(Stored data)
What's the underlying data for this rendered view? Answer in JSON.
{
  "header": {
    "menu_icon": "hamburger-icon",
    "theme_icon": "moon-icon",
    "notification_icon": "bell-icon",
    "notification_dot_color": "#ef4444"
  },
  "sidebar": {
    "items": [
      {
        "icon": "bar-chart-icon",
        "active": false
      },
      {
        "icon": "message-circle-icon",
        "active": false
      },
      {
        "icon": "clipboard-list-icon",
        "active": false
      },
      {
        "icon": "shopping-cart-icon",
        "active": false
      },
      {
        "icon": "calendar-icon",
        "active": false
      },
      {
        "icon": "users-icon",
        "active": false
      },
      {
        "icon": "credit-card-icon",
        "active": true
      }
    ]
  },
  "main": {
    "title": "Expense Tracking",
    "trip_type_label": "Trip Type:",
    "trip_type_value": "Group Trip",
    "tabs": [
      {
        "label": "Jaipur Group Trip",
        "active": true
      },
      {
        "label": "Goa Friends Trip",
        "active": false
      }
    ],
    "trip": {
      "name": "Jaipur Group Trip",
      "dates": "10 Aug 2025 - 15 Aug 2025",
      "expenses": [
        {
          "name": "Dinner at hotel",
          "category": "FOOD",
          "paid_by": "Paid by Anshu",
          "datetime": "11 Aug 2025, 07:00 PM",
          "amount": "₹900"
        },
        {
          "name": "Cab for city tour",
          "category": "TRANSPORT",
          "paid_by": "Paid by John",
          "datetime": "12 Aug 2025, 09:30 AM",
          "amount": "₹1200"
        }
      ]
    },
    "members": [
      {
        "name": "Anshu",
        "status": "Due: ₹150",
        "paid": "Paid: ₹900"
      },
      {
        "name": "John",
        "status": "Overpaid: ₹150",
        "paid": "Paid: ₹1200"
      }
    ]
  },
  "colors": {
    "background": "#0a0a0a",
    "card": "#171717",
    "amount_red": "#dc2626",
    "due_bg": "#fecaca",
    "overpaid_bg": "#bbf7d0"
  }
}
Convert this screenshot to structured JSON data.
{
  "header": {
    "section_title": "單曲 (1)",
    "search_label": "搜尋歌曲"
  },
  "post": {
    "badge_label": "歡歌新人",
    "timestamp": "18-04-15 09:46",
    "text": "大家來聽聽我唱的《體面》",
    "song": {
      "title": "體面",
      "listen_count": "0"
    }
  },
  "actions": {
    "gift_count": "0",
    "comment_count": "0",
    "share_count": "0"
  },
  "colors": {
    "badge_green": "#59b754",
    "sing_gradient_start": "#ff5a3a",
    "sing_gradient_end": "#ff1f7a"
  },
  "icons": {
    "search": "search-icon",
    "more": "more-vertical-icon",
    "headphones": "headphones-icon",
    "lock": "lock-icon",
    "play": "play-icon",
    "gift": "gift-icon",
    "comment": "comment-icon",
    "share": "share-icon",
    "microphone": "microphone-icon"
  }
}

* What you need to do
Count how many lines contain "name" and give only that count.

* Worked answer
5